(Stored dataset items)
▼
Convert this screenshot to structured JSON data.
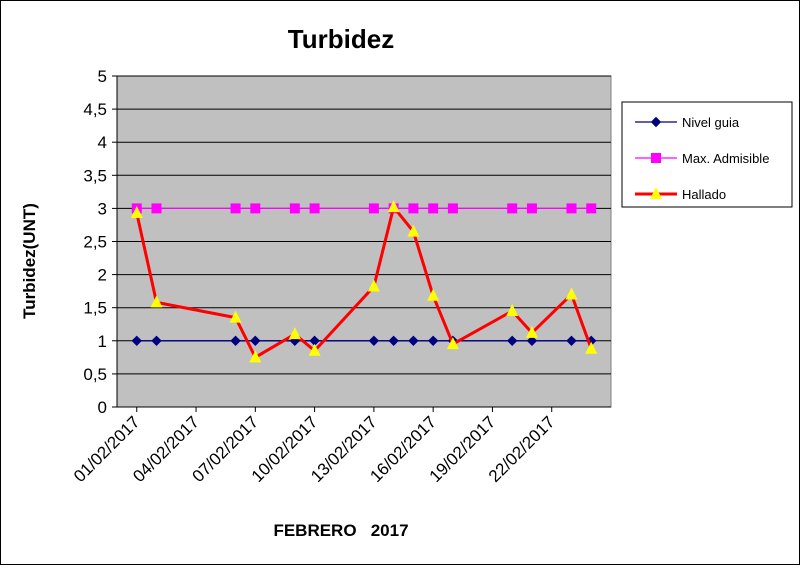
{
  "chart_data": {
    "type": "line",
    "title": "Turbidez",
    "xlabel": "FEBRERO   2017",
    "ylabel": "Turbidez(UNT)",
    "x_tick_labels": [
      "01/02/2017",
      "04/02/2017",
      "07/02/2017",
      "10/02/2017",
      "13/02/2017",
      "16/02/2017",
      "19/02/2017",
      "22/02/2017"
    ],
    "y_tick_labels": [
      "0",
      "0,5",
      "1",
      "1,5",
      "2",
      "2,5",
      "3",
      "3,5",
      "4",
      "4,5",
      "5"
    ],
    "x_range": [
      "31/01/2017",
      "25/02/2017"
    ],
    "ylim": [
      0,
      5
    ],
    "grid": "horizontal",
    "legend_position": "right",
    "dates": [
      "01/02/2017",
      "02/02/2017",
      "06/02/2017",
      "07/02/2017",
      "09/02/2017",
      "10/02/2017",
      "13/02/2017",
      "14/02/2017",
      "15/02/2017",
      "16/02/2017",
      "17/02/2017",
      "20/02/2017",
      "21/02/2017",
      "23/02/2017",
      "24/02/2017"
    ],
    "series": [
      {
        "name": "Nivel guia",
        "color": "#000080",
        "marker": "diamond",
        "values": [
          1,
          1,
          1,
          1,
          1,
          1,
          1,
          1,
          1,
          1,
          1,
          1,
          1,
          1,
          1
        ]
      },
      {
        "name": "Max. Admisible",
        "color": "#ff00ff",
        "marker": "square",
        "values": [
          3,
          3,
          3,
          3,
          3,
          3,
          3,
          3,
          3,
          3,
          3,
          3,
          3,
          3,
          3
        ]
      },
      {
        "name": "Hallado",
        "color": "#ff0000",
        "marker": "triangle",
        "marker_color": "#ffff00",
        "values": [
          2.93,
          1.58,
          1.35,
          0.75,
          1.1,
          0.85,
          1.82,
          3.02,
          2.65,
          1.68,
          0.95,
          1.45,
          1.12,
          1.7,
          0.88
        ]
      }
    ],
    "plot_background": "#c0c0c0"
  }
}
▲
▶ _GIVEN PROBLEM_: Return each line of the listing that holds the string "name".

▶ _REPLY_:
        "name": "Nivel guia",
        "name": "Max. Admisible",
        "name": "Hallado",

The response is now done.